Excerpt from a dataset
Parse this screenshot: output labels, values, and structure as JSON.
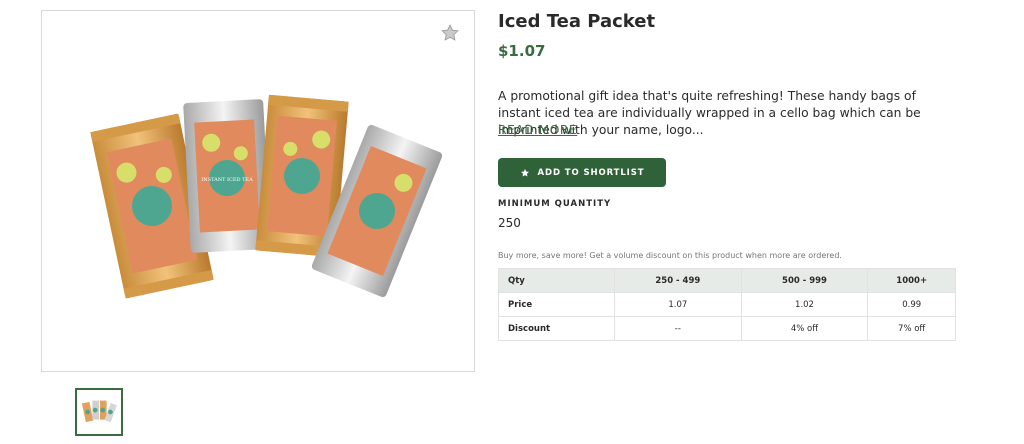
{
  "product": {
    "title": "Iced Tea Packet",
    "price": "$1.07",
    "description": "A promotional gift idea that's quite refreshing! These handy bags of instant iced tea are individually wrapped in a cello bag which can be imprinted with your name, logo...",
    "read_more": "READ MORE",
    "packet_print": "INSTANT ICED TEA"
  },
  "actions": {
    "shortlist_label": "ADD TO SHORTLIST",
    "favorite_icon": "star-icon"
  },
  "minimum": {
    "label": "MINIMUM QUANTITY",
    "value": "250"
  },
  "pricing": {
    "promo": "Buy more, save more! Get a volume discount on this product when more are ordered.",
    "headers": [
      "Qty",
      "250 - 499",
      "500 - 999",
      "1000+"
    ],
    "rows": [
      [
        "Price",
        "1.07",
        "1.02",
        "0.99"
      ],
      [
        "Discount",
        "--",
        "4% off",
        "7% off"
      ]
    ]
  },
  "colors": {
    "accent": "#2f6238",
    "price": "#3a6b41",
    "table_header": "#e6ebe7"
  }
}
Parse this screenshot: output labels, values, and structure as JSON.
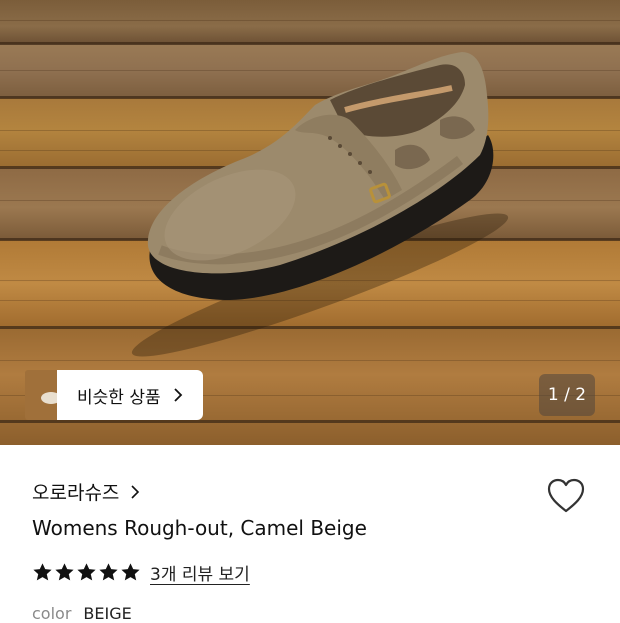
{
  "hero": {
    "similar_button_label": "비슷한 상품",
    "pager_text": "1 / 2"
  },
  "product": {
    "brand": "오로라슈즈",
    "title": "Womens Rough-out, Camel Beige",
    "rating_stars": 5,
    "rating_max": 5,
    "reviews_link": "3개 리뷰 보기",
    "color_label": "color",
    "color_value": "BEIGE"
  },
  "icons": {
    "brand_chevron": "chevron-right-icon",
    "similar_chevron": "chevron-right-icon",
    "wishlist": "heart-outline-icon",
    "star": "star-filled-icon"
  },
  "colors": {
    "star": "#111111",
    "text_primary": "#111111",
    "text_muted": "#8a8a8a"
  }
}
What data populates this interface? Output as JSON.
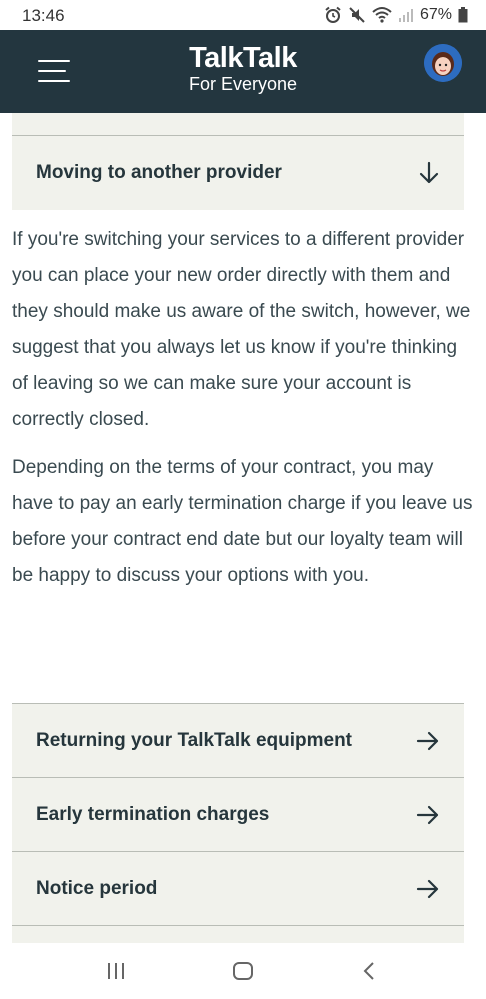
{
  "status_bar": {
    "time": "13:46",
    "battery": "67%",
    "icons": [
      "alarm-icon",
      "mute-icon",
      "wifi-icon",
      "signal-icon",
      "battery-icon"
    ]
  },
  "header": {
    "brand": "TalkTalk",
    "tagline": "For Everyone",
    "menu_icon": "hamburger-menu-icon",
    "avatar_icon": "avatar"
  },
  "accordion": {
    "title": "Moving to another provider",
    "icon": "arrow-down-icon"
  },
  "content": {
    "paragraph_1": "If you're switching your services to a different provider you can place your new order directly with them and they should make us aware of the switch, however, we suggest that you always let us know if you're thinking of leaving so we can make sure your account is correctly closed.",
    "paragraph_2": "Depending on the terms of your contract, you may have to pay an early termination charge if you leave us before your contract end date but our loyalty team will be happy to discuss your options with you."
  },
  "links": [
    {
      "label": "Returning your TalkTalk equipment",
      "icon": "arrow-right-icon"
    },
    {
      "label": "Early termination charges",
      "icon": "arrow-right-icon"
    },
    {
      "label": "Notice period",
      "icon": "arrow-right-icon"
    }
  ],
  "colors": {
    "header_bg": "#23363f",
    "panel_bg": "#f1f2ec",
    "text": "#3a4a50"
  },
  "nav_bar": {
    "icons": [
      "recent-apps-icon",
      "home-icon",
      "back-icon"
    ]
  }
}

- [Written task]:
Copy every entry word for word, but omit the pictures.

- [Reply to the task]:
Parse this screenshot: output labels, values, and structure as JSON.
{
  "product": {
    "title": "Iced Tea Packet",
    "price": "$1.07",
    "description": "A promotional gift idea that's quite refreshing! These handy bags of instant iced tea are individually wrapped in a cello bag which can be imprinted with your name, logo...",
    "read_more": "READ MORE",
    "packet_print": "INSTANT ICED TEA"
  },
  "actions": {
    "shortlist_label": "ADD TO SHORTLIST",
    "favorite_icon": "star-icon"
  },
  "minimum": {
    "label": "MINIMUM QUANTITY",
    "value": "250"
  },
  "pricing": {
    "promo": "Buy more, save more! Get a volume discount on this product when more are ordered.",
    "headers": [
      "Qty",
      "250 - 499",
      "500 - 999",
      "1000+"
    ],
    "rows": [
      [
        "Price",
        "1.07",
        "1.02",
        "0.99"
      ],
      [
        "Discount",
        "--",
        "4% off",
        "7% off"
      ]
    ]
  },
  "colors": {
    "accent": "#2f6238",
    "price": "#3a6b41",
    "table_header": "#e6ebe7"
  }
}
Parse this screenshot: output labels, values, and structure as JSON.
{
  "hero": {
    "similar_button_label": "비슷한 상품",
    "pager_text": "1 / 2"
  },
  "product": {
    "brand": "오로라슈즈",
    "title": "Womens Rough-out, Camel Beige",
    "rating_stars": 5,
    "rating_max": 5,
    "reviews_link": "3개 리뷰 보기",
    "color_label": "color",
    "color_value": "BEIGE"
  },
  "icons": {
    "brand_chevron": "chevron-right-icon",
    "similar_chevron": "chevron-right-icon",
    "wishlist": "heart-outline-icon",
    "star": "star-filled-icon"
  },
  "colors": {
    "star": "#111111",
    "text_primary": "#111111",
    "text_muted": "#8a8a8a"
  }
}
What data populates this interface? Output as JSON.
{
  "status_bar": {
    "time": "13:46",
    "battery": "67%",
    "icons": [
      "alarm-icon",
      "mute-icon",
      "wifi-icon",
      "signal-icon",
      "battery-icon"
    ]
  },
  "header": {
    "brand": "TalkTalk",
    "tagline": "For Everyone",
    "menu_icon": "hamburger-menu-icon",
    "avatar_icon": "avatar"
  },
  "accordion": {
    "title": "Moving to another provider",
    "icon": "arrow-down-icon"
  },
  "content": {
    "paragraph_1": "If you're switching your services to a different provider you can place your new order directly with them and they should make us aware of the switch, however, we suggest that you always let us know if you're thinking of leaving so we can make sure your account is correctly closed.",
    "paragraph_2": "Depending on the terms of your contract, you may have to pay an early termination charge if you leave us before your contract end date but our loyalty team will be happy to discuss your options with you."
  },
  "links": [
    {
      "label": "Returning your TalkTalk equipment",
      "icon": "arrow-right-icon"
    },
    {
      "label": "Early termination charges",
      "icon": "arrow-right-icon"
    },
    {
      "label": "Notice period",
      "icon": "arrow-right-icon"
    }
  ],
  "colors": {
    "header_bg": "#23363f",
    "panel_bg": "#f1f2ec",
    "text": "#3a4a50"
  },
  "nav_bar": {
    "icons": [
      "recent-apps-icon",
      "home-icon",
      "back-icon"
    ]
  }
}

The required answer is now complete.